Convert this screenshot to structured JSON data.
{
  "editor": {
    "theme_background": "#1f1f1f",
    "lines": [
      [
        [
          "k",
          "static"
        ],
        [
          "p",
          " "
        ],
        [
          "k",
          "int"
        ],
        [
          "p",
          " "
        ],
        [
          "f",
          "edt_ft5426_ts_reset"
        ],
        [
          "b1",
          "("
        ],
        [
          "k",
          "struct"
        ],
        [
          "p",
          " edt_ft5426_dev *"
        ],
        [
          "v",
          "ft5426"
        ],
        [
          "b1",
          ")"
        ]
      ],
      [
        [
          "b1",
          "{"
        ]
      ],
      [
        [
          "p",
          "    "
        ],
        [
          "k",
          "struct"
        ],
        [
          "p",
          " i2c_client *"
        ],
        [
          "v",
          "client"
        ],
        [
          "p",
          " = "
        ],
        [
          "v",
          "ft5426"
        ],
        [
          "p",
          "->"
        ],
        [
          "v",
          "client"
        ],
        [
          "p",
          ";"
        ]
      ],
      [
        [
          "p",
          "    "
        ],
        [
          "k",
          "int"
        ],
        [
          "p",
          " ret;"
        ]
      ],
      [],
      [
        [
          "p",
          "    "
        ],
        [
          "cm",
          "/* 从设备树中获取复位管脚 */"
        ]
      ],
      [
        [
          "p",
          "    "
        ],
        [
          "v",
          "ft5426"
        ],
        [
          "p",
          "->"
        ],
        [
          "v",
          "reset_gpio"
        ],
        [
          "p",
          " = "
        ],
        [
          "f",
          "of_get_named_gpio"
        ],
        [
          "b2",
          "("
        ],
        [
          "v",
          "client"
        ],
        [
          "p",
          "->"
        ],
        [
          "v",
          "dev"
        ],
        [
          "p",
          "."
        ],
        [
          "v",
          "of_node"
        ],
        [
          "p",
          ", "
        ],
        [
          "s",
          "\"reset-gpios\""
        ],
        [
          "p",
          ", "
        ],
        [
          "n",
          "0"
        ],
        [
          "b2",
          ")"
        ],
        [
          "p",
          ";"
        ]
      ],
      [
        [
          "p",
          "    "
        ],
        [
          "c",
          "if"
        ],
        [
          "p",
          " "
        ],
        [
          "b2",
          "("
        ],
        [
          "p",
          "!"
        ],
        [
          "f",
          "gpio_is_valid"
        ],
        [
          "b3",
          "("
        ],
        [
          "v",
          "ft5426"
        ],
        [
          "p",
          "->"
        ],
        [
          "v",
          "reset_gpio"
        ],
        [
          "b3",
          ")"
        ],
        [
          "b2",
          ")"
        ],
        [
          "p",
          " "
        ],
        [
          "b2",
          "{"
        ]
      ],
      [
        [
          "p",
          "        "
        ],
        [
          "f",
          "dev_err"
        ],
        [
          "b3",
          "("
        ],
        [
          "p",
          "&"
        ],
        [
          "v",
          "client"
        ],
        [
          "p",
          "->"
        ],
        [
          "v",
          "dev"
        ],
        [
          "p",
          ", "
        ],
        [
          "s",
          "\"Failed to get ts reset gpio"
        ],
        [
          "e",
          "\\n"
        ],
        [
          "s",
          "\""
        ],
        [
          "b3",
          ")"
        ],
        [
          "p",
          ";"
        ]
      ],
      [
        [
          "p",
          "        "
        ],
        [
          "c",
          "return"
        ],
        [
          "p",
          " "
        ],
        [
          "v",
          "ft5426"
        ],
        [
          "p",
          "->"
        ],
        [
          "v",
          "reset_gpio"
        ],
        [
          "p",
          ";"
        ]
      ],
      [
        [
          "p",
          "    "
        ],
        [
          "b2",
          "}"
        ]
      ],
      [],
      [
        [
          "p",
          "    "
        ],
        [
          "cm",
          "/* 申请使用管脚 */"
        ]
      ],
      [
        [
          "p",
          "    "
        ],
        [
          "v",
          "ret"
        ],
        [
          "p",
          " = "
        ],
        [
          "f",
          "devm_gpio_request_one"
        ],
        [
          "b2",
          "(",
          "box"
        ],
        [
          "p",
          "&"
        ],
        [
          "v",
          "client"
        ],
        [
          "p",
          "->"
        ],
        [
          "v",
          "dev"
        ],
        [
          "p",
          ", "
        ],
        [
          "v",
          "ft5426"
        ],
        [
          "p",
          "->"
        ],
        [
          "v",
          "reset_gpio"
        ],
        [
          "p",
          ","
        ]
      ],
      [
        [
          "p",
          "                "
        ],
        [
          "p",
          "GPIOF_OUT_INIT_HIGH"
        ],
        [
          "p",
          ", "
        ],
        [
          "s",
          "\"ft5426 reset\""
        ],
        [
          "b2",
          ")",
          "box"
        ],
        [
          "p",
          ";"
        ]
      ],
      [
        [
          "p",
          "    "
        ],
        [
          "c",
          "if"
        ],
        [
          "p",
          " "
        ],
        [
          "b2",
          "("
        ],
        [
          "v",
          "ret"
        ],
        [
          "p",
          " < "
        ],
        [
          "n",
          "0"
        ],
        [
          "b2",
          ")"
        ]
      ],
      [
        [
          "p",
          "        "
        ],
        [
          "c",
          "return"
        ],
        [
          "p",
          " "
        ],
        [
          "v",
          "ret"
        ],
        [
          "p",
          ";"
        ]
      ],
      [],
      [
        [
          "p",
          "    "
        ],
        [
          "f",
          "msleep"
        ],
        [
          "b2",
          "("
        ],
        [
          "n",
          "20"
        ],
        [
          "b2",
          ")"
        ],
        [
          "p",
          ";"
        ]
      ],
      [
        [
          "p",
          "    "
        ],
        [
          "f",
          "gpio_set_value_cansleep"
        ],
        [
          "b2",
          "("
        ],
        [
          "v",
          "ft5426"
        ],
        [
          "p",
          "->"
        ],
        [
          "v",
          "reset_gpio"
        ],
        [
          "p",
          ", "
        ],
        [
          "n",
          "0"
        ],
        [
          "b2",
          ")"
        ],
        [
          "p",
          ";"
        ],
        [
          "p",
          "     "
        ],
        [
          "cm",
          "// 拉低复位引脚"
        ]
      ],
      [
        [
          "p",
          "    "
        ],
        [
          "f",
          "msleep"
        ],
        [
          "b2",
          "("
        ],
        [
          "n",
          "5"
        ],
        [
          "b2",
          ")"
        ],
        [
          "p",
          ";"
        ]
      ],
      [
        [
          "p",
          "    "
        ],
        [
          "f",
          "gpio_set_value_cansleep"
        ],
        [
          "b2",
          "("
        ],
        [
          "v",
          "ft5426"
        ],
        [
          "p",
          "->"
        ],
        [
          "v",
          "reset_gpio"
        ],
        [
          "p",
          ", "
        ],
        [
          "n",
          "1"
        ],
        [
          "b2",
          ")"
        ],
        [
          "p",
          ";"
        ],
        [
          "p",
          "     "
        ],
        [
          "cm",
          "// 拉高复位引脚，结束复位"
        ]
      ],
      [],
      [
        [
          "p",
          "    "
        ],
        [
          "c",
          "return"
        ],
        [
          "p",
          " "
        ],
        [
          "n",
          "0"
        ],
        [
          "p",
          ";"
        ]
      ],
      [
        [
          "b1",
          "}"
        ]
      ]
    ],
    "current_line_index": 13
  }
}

==================================================

§ **INSTRUCTIONS TO FOLLOW**:
Give all the records again. Match them exactly.

§ **ANSWER FOR THE TASK**:
Convert this screenshot to structured JSON data.
{
  "editor": {
    "theme_background": "#1f1f1f",
    "lines": [
      [
        [
          "k",
          "static"
        ],
        [
          "p",
          " "
        ],
        [
          "k",
          "int"
        ],
        [
          "p",
          " "
        ],
        [
          "f",
          "edt_ft5426_ts_reset"
        ],
        [
          "b1",
          "("
        ],
        [
          "k",
          "struct"
        ],
        [
          "p",
          " edt_ft5426_dev *"
        ],
        [
          "v",
          "ft5426"
        ],
        [
          "b1",
          ")"
        ]
      ],
      [
        [
          "b1",
          "{"
        ]
      ],
      [
        [
          "p",
          "    "
        ],
        [
          "k",
          "struct"
        ],
        [
          "p",
          " i2c_client *"
        ],
        [
          "v",
          "client"
        ],
        [
          "p",
          " = "
        ],
        [
          "v",
          "ft5426"
        ],
        [
          "p",
          "->"
        ],
        [
          "v",
          "client"
        ],
        [
          "p",
          ";"
        ]
      ],
      [
        [
          "p",
          "    "
        ],
        [
          "k",
          "int"
        ],
        [
          "p",
          " ret;"
        ]
      ],
      [],
      [
        [
          "p",
          "    "
        ],
        [
          "cm",
          "/* 从设备树中获取复位管脚 */"
        ]
      ],
      [
        [
          "p",
          "    "
        ],
        [
          "v",
          "ft5426"
        ],
        [
          "p",
          "->"
        ],
        [
          "v",
          "reset_gpio"
        ],
        [
          "p",
          " = "
        ],
        [
          "f",
          "of_get_named_gpio"
        ],
        [
          "b2",
          "("
        ],
        [
          "v",
          "client"
        ],
        [
          "p",
          "->"
        ],
        [
          "v",
          "dev"
        ],
        [
          "p",
          "."
        ],
        [
          "v",
          "of_node"
        ],
        [
          "p",
          ", "
        ],
        [
          "s",
          "\"reset-gpios\""
        ],
        [
          "p",
          ", "
        ],
        [
          "n",
          "0"
        ],
        [
          "b2",
          ")"
        ],
        [
          "p",
          ";"
        ]
      ],
      [
        [
          "p",
          "    "
        ],
        [
          "c",
          "if"
        ],
        [
          "p",
          " "
        ],
        [
          "b2",
          "("
        ],
        [
          "p",
          "!"
        ],
        [
          "f",
          "gpio_is_valid"
        ],
        [
          "b3",
          "("
        ],
        [
          "v",
          "ft5426"
        ],
        [
          "p",
          "->"
        ],
        [
          "v",
          "reset_gpio"
        ],
        [
          "b3",
          ")"
        ],
        [
          "b2",
          ")"
        ],
        [
          "p",
          " "
        ],
        [
          "b2",
          "{"
        ]
      ],
      [
        [
          "p",
          "        "
        ],
        [
          "f",
          "dev_err"
        ],
        [
          "b3",
          "("
        ],
        [
          "p",
          "&"
        ],
        [
          "v",
          "client"
        ],
        [
          "p",
          "->"
        ],
        [
          "v",
          "dev"
        ],
        [
          "p",
          ", "
        ],
        [
          "s",
          "\"Failed to get ts reset gpio"
        ],
        [
          "e",
          "\\n"
        ],
        [
          "s",
          "\""
        ],
        [
          "b3",
          ")"
        ],
        [
          "p",
          ";"
        ]
      ],
      [
        [
          "p",
          "        "
        ],
        [
          "c",
          "return"
        ],
        [
          "p",
          " "
        ],
        [
          "v",
          "ft5426"
        ],
        [
          "p",
          "->"
        ],
        [
          "v",
          "reset_gpio"
        ],
        [
          "p",
          ";"
        ]
      ],
      [
        [
          "p",
          "    "
        ],
        [
          "b2",
          "}"
        ]
      ],
      [],
      [
        [
          "p",
          "    "
        ],
        [
          "cm",
          "/* 申请使用管脚 */"
        ]
      ],
      [
        [
          "p",
          "    "
        ],
        [
          "v",
          "ret"
        ],
        [
          "p",
          " = "
        ],
        [
          "f",
          "devm_gpio_request_one"
        ],
        [
          "b2",
          "(",
          "box"
        ],
        [
          "p",
          "&"
        ],
        [
          "v",
          "client"
        ],
        [
          "p",
          "->"
        ],
        [
          "v",
          "dev"
        ],
        [
          "p",
          ", "
        ],
        [
          "v",
          "ft5426"
        ],
        [
          "p",
          "->"
        ],
        [
          "v",
          "reset_gpio"
        ],
        [
          "p",
          ","
        ]
      ],
      [
        [
          "p",
          "                "
        ],
        [
          "p",
          "GPIOF_OUT_INIT_HIGH"
        ],
        [
          "p",
          ", "
        ],
        [
          "s",
          "\"ft5426 reset\""
        ],
        [
          "b2",
          ")",
          "box"
        ],
        [
          "p",
          ";"
        ]
      ],
      [
        [
          "p",
          "    "
        ],
        [
          "c",
          "if"
        ],
        [
          "p",
          " "
        ],
        [
          "b2",
          "("
        ],
        [
          "v",
          "ret"
        ],
        [
          "p",
          " < "
        ],
        [
          "n",
          "0"
        ],
        [
          "b2",
          ")"
        ]
      ],
      [
        [
          "p",
          "        "
        ],
        [
          "c",
          "return"
        ],
        [
          "p",
          " "
        ],
        [
          "v",
          "ret"
        ],
        [
          "p",
          ";"
        ]
      ],
      [],
      [
        [
          "p",
          "    "
        ],
        [
          "f",
          "msleep"
        ],
        [
          "b2",
          "("
        ],
        [
          "n",
          "20"
        ],
        [
          "b2",
          ")"
        ],
        [
          "p",
          ";"
        ]
      ],
      [
        [
          "p",
          "    "
        ],
        [
          "f",
          "gpio_set_value_cansleep"
        ],
        [
          "b2",
          "("
        ],
        [
          "v",
          "ft5426"
        ],
        [
          "p",
          "->"
        ],
        [
          "v",
          "reset_gpio"
        ],
        [
          "p",
          ", "
        ],
        [
          "n",
          "0"
        ],
        [
          "b2",
          ")"
        ],
        [
          "p",
          ";"
        ],
        [
          "p",
          "     "
        ],
        [
          "cm",
          "// 拉低复位引脚"
        ]
      ],
      [
        [
          "p",
          "    "
        ],
        [
          "f",
          "msleep"
        ],
        [
          "b2",
          "("
        ],
        [
          "n",
          "5"
        ],
        [
          "b2",
          ")"
        ],
        [
          "p",
          ";"
        ]
      ],
      [
        [
          "p",
          "    "
        ],
        [
          "f",
          "gpio_set_value_cansleep"
        ],
        [
          "b2",
          "("
        ],
        [
          "v",
          "ft5426"
        ],
        [
          "p",
          "->"
        ],
        [
          "v",
          "reset_gpio"
        ],
        [
          "p",
          ", "
        ],
        [
          "n",
          "1"
        ],
        [
          "b2",
          ")"
        ],
        [
          "p",
          ";"
        ],
        [
          "p",
          "     "
        ],
        [
          "cm",
          "// 拉高复位引脚，结束复位"
        ]
      ],
      [],
      [
        [
          "p",
          "    "
        ],
        [
          "c",
          "return"
        ],
        [
          "p",
          " "
        ],
        [
          "n",
          "0"
        ],
        [
          "p",
          ";"
        ]
      ],
      [
        [
          "b1",
          "}"
        ]
      ]
    ],
    "current_line_index": 13
  }
}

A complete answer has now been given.